Extract each line where the string "difference" shows up.
>> BEGIN Data to process
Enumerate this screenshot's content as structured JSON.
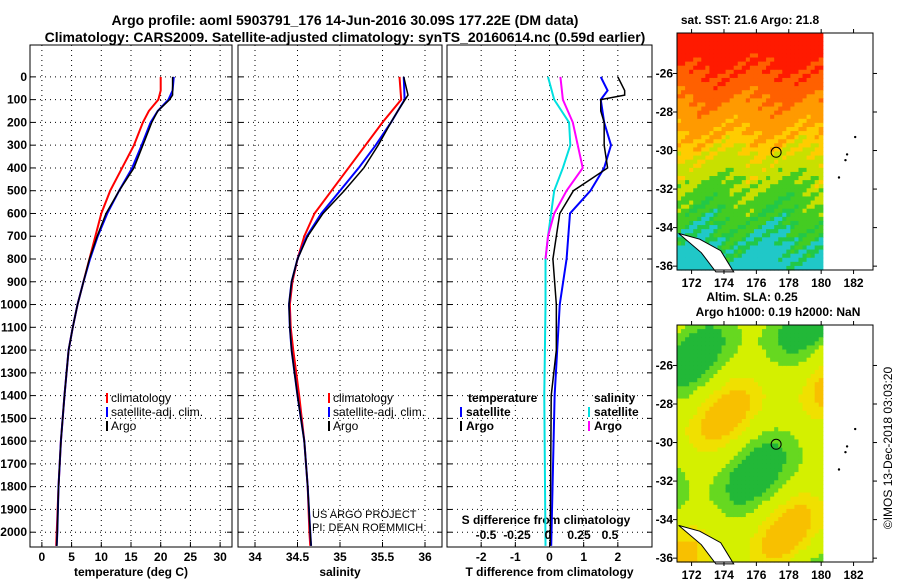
{
  "chart_data": [
    {
      "type": "line",
      "title": "Argo profile: aoml 5903791_176 14-Jun-2016 30.09S 177.22E (DM data)",
      "subtitle": "Climatology: CARS2009. Satellite-adjusted climatology: synTS_20160614.nc (0.59d earlier)",
      "xlabel": "temperature (deg C)",
      "xlim": [
        -2,
        32
      ],
      "xticks": [
        0,
        5,
        10,
        15,
        20,
        25,
        30
      ],
      "ylim": [
        2065,
        -140
      ],
      "yticks": [
        0,
        100,
        200,
        300,
        400,
        500,
        600,
        700,
        800,
        900,
        1000,
        1100,
        1200,
        1300,
        1400,
        1500,
        1600,
        1700,
        1800,
        1900,
        2000
      ],
      "legend": [
        "climatology",
        "satellite-adj. clim.",
        "Argo"
      ],
      "legend_position": "center-right",
      "series": [
        {
          "name": "climatology",
          "color": "#ff0000",
          "points": [
            [
              20,
              0
            ],
            [
              20,
              60
            ],
            [
              19.6,
              100
            ],
            [
              18,
              150
            ],
            [
              17,
              200
            ],
            [
              15.5,
              300
            ],
            [
              13.5,
              400
            ],
            [
              11.5,
              500
            ],
            [
              10,
              600
            ],
            [
              9,
              700
            ],
            [
              8,
              800
            ],
            [
              7,
              900
            ],
            [
              6,
              1000
            ],
            [
              5.2,
              1100
            ],
            [
              4.5,
              1200
            ],
            [
              3.8,
              1400
            ],
            [
              3.2,
              1600
            ],
            [
              2.8,
              1800
            ],
            [
              2.5,
              2000
            ],
            [
              2.4,
              2060
            ]
          ]
        },
        {
          "name": "satellite-adj. clim.",
          "color": "#0000ff",
          "points": [
            [
              22.2,
              0
            ],
            [
              22,
              60
            ],
            [
              21.3,
              100
            ],
            [
              19.5,
              150
            ],
            [
              18.3,
              200
            ],
            [
              16.8,
              300
            ],
            [
              15.2,
              400
            ],
            [
              13,
              500
            ],
            [
              11,
              600
            ],
            [
              9.4,
              700
            ],
            [
              8.1,
              800
            ],
            [
              7,
              900
            ],
            [
              6,
              1000
            ],
            [
              5.2,
              1100
            ],
            [
              4.5,
              1200
            ],
            [
              3.8,
              1400
            ],
            [
              3.2,
              1600
            ],
            [
              2.8,
              1800
            ],
            [
              2.6,
              2000
            ],
            [
              2.5,
              2060
            ]
          ]
        },
        {
          "name": "Argo",
          "color": "#000000",
          "points": [
            [
              22,
              0
            ],
            [
              22,
              80
            ],
            [
              21.5,
              100
            ],
            [
              19.5,
              150
            ],
            [
              18.5,
              200
            ],
            [
              17,
              300
            ],
            [
              15.5,
              400
            ],
            [
              13,
              500
            ],
            [
              10.8,
              600
            ],
            [
              9.3,
              700
            ],
            [
              8,
              800
            ],
            [
              7,
              900
            ],
            [
              6,
              1000
            ],
            [
              5.2,
              1100
            ],
            [
              4.5,
              1200
            ],
            [
              3.8,
              1400
            ],
            [
              3.2,
              1600
            ],
            [
              2.8,
              1800
            ],
            [
              2.6,
              2000
            ],
            [
              2.5,
              2060
            ]
          ]
        }
      ]
    },
    {
      "type": "line",
      "xlabel": "salinity",
      "xlim": [
        33.8,
        36.2
      ],
      "xticks": [
        34,
        34.5,
        35,
        35.5,
        36
      ],
      "legend": [
        "climatology",
        "satellite-adj. clim.",
        "Argo"
      ],
      "annotation": [
        "US ARGO PROJECT",
        "PI: DEAN ROEMMICH"
      ],
      "series": [
        {
          "name": "climatology",
          "color": "#ff0000",
          "points": [
            [
              35.7,
              0
            ],
            [
              35.72,
              100
            ],
            [
              35.5,
              200
            ],
            [
              35.3,
              300
            ],
            [
              35.1,
              400
            ],
            [
              34.9,
              500
            ],
            [
              34.7,
              600
            ],
            [
              34.58,
              700
            ],
            [
              34.5,
              800
            ],
            [
              34.44,
              900
            ],
            [
              34.41,
              1000
            ],
            [
              34.42,
              1100
            ],
            [
              34.45,
              1200
            ],
            [
              34.52,
              1400
            ],
            [
              34.58,
              1600
            ],
            [
              34.62,
              1800
            ],
            [
              34.64,
              2000
            ],
            [
              34.65,
              2060
            ]
          ]
        },
        {
          "name": "satellite-adj. clim.",
          "color": "#0000ff",
          "points": [
            [
              35.75,
              0
            ],
            [
              35.76,
              100
            ],
            [
              35.6,
              200
            ],
            [
              35.42,
              300
            ],
            [
              35.22,
              400
            ],
            [
              35.0,
              500
            ],
            [
              34.78,
              600
            ],
            [
              34.61,
              700
            ],
            [
              34.5,
              800
            ],
            [
              34.43,
              900
            ],
            [
              34.4,
              1000
            ],
            [
              34.41,
              1100
            ],
            [
              34.43,
              1200
            ],
            [
              34.5,
              1400
            ],
            [
              34.58,
              1600
            ],
            [
              34.62,
              1800
            ],
            [
              34.65,
              2000
            ],
            [
              34.66,
              2060
            ]
          ]
        },
        {
          "name": "Argo",
          "color": "#000000",
          "points": [
            [
              35.75,
              0
            ],
            [
              35.8,
              80
            ],
            [
              35.68,
              150
            ],
            [
              35.6,
              200
            ],
            [
              35.45,
              300
            ],
            [
              35.28,
              400
            ],
            [
              35.05,
              500
            ],
            [
              34.8,
              600
            ],
            [
              34.62,
              700
            ],
            [
              34.5,
              800
            ],
            [
              34.43,
              900
            ],
            [
              34.4,
              1000
            ],
            [
              34.41,
              1100
            ],
            [
              34.43,
              1200
            ],
            [
              34.5,
              1400
            ],
            [
              34.58,
              1600
            ],
            [
              34.62,
              1800
            ],
            [
              34.65,
              2000
            ],
            [
              34.66,
              2060
            ]
          ]
        }
      ]
    },
    {
      "type": "line",
      "xlabel": "T difference from climatology",
      "xlim": [
        -3,
        3
      ],
      "xticks": [
        -2,
        -1,
        0,
        1,
        2
      ],
      "x2label": "S difference from climatology",
      "x2ticks": [
        "-0.5",
        "-0.25",
        "0",
        "0.25",
        "0.5"
      ],
      "x2lim": [
        -0.75,
        0.75
      ],
      "legend_temperature_title": "temperature",
      "legend_salinity_title": "salinity",
      "legend": [
        "satellite",
        "Argo",
        "satellite",
        "Argo"
      ],
      "series": [
        {
          "name": "temperature satellite",
          "color": "#0000ff",
          "axis": "T",
          "points": [
            [
              1.5,
              0
            ],
            [
              1.7,
              60
            ],
            [
              1.5,
              100
            ],
            [
              1.6,
              200
            ],
            [
              1.8,
              300
            ],
            [
              1.6,
              400
            ],
            [
              1.2,
              500
            ],
            [
              0.6,
              600
            ],
            [
              0.5,
              800
            ],
            [
              0.3,
              1000
            ],
            [
              0.15,
              1400
            ],
            [
              0.05,
              2060
            ]
          ]
        },
        {
          "name": "temperature Argo",
          "color": "#000000",
          "axis": "T",
          "points": [
            [
              2.0,
              0
            ],
            [
              2.2,
              60
            ],
            [
              2.2,
              80
            ],
            [
              1.5,
              100
            ],
            [
              1.5,
              150
            ],
            [
              1.6,
              200
            ],
            [
              1.6,
              300
            ],
            [
              1.7,
              400
            ],
            [
              1.2,
              450
            ],
            [
              0.7,
              500
            ],
            [
              0.3,
              600
            ],
            [
              0.2,
              700
            ],
            [
              0.1,
              800
            ],
            [
              0.2,
              1000
            ],
            [
              0.2,
              1200
            ],
            [
              0.05,
              1400
            ],
            [
              0.02,
              2060
            ]
          ]
        },
        {
          "name": "salinity satellite",
          "color": "#00e0e0",
          "axis": "S",
          "points": [
            [
              0.0,
              0
            ],
            [
              0.05,
              100
            ],
            [
              0.17,
              200
            ],
            [
              0.18,
              300
            ],
            [
              0.12,
              400
            ],
            [
              0.05,
              500
            ],
            [
              0.0,
              700
            ],
            [
              -0.02,
              800
            ],
            [
              -0.02,
              1000
            ],
            [
              -0.03,
              1400
            ],
            [
              -0.02,
              2060
            ]
          ]
        },
        {
          "name": "salinity Argo",
          "color": "#ff00ff",
          "axis": "S",
          "points": [
            [
              0.1,
              0
            ],
            [
              0.12,
              100
            ],
            [
              0.2,
              200
            ],
            [
              0.24,
              300
            ],
            [
              0.28,
              400
            ],
            [
              0.15,
              500
            ],
            [
              0.05,
              600
            ],
            [
              0,
              700
            ],
            [
              -0.02,
              800
            ]
          ]
        }
      ]
    },
    {
      "type": "heatmap",
      "title": "sat. SST: 21.6 Argo: 21.8",
      "xticks": [
        172,
        174,
        176,
        178,
        180,
        182
      ],
      "yticks": [
        -26,
        -28,
        -30,
        -32,
        -34,
        -36
      ],
      "xlim": [
        171.1,
        183.2
      ],
      "ylim": [
        -36.2,
        -23.9
      ],
      "marker": [
        177.22,
        -30.09
      ]
    },
    {
      "type": "heatmap",
      "title": "Altim. SLA: 0.25",
      "subtitle": "Argo h1000: 0.19 h2000: NaN",
      "xticks": [
        172,
        174,
        176,
        178,
        180,
        182
      ],
      "yticks": [
        -26,
        -28,
        -30,
        -32,
        -34,
        -36
      ],
      "xlim": [
        171.1,
        183.2
      ],
      "ylim": [
        -36.2,
        -23.9
      ],
      "marker": [
        177.22,
        -30.09
      ]
    }
  ],
  "credit": "©IMOS 13-Dec-2018 03:03:20"
}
>> END Data to process
• Answer to the exercise:
      "xlabel": "T difference from climatology",
      "x2label": "S difference from climatology",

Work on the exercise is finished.